● DIRECTION:
Copy out each line exactly as it appears.

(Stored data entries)
'''
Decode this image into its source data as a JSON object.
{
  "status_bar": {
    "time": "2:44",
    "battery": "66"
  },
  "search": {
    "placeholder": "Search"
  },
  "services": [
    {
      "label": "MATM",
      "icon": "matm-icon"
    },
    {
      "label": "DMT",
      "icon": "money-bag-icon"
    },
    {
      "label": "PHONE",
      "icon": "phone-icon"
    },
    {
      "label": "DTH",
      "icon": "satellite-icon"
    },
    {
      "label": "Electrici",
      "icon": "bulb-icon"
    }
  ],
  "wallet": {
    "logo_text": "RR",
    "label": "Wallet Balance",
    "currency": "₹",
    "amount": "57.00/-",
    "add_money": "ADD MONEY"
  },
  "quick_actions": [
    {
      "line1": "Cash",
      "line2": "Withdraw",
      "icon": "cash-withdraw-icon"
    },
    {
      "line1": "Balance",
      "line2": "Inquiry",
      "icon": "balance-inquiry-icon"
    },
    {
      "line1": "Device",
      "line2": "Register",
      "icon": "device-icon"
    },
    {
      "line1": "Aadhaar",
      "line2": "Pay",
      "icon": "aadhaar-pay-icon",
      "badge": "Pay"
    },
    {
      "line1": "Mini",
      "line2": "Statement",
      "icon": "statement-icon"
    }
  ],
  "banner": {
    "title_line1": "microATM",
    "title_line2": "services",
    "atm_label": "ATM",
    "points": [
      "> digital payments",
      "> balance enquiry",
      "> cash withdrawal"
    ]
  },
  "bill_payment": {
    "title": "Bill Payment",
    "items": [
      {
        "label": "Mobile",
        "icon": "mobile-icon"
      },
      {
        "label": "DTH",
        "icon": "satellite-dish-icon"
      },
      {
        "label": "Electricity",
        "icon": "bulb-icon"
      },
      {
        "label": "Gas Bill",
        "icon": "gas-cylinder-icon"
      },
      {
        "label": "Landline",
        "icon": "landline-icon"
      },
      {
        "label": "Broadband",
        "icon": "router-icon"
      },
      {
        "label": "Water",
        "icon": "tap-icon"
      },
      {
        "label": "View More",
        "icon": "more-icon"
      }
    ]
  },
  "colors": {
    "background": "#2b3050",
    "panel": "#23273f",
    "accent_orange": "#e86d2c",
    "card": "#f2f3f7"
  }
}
'''
● RESPONSE TO THIS TASK:
Decode this image into its source data as a JSON object.
{
  "status_bar": {
    "time": "2:44",
    "battery": "66"
  },
  "search": {
    "placeholder": "Search"
  },
  "services": [
    {
      "label": "MATM",
      "icon": "matm-icon"
    },
    {
      "label": "DMT",
      "icon": "money-bag-icon"
    },
    {
      "label": "PHONE",
      "icon": "phone-icon"
    },
    {
      "label": "DTH",
      "icon": "satellite-icon"
    },
    {
      "label": "Electrici",
      "icon": "bulb-icon"
    }
  ],
  "wallet": {
    "logo_text": "RR",
    "label": "Wallet Balance",
    "currency": "₹",
    "amount": "57.00/-",
    "add_money": "ADD MONEY"
  },
  "quick_actions": [
    {
      "line1": "Cash",
      "line2": "Withdraw",
      "icon": "cash-withdraw-icon"
    },
    {
      "line1": "Balance",
      "line2": "Inquiry",
      "icon": "balance-inquiry-icon"
    },
    {
      "line1": "Device",
      "line2": "Register",
      "icon": "device-icon"
    },
    {
      "line1": "Aadhaar",
      "line2": "Pay",
      "icon": "aadhaar-pay-icon",
      "badge": "Pay"
    },
    {
      "line1": "Mini",
      "line2": "Statement",
      "icon": "statement-icon"
    }
  ],
  "banner": {
    "title_line1": "microATM",
    "title_line2": "services",
    "atm_label": "ATM",
    "points": [
      "> digital payments",
      "> balance enquiry",
      "> cash withdrawal"
    ]
  },
  "bill_payment": {
    "title": "Bill Payment",
    "items": [
      {
        "label": "Mobile",
        "icon": "mobile-icon"
      },
      {
        "label": "DTH",
        "icon": "satellite-dish-icon"
      },
      {
        "label": "Electricity",
        "icon": "bulb-icon"
      },
      {
        "label": "Gas Bill",
        "icon": "gas-cylinder-icon"
      },
      {
        "label": "Landline",
        "icon": "landline-icon"
      },
      {
        "label": "Broadband",
        "icon": "router-icon"
      },
      {
        "label": "Water",
        "icon": "tap-icon"
      },
      {
        "label": "View More",
        "icon": "more-icon"
      }
    ]
  },
  "colors": {
    "background": "#2b3050",
    "panel": "#23273f",
    "accent_orange": "#e86d2c",
    "card": "#f2f3f7"
  }
}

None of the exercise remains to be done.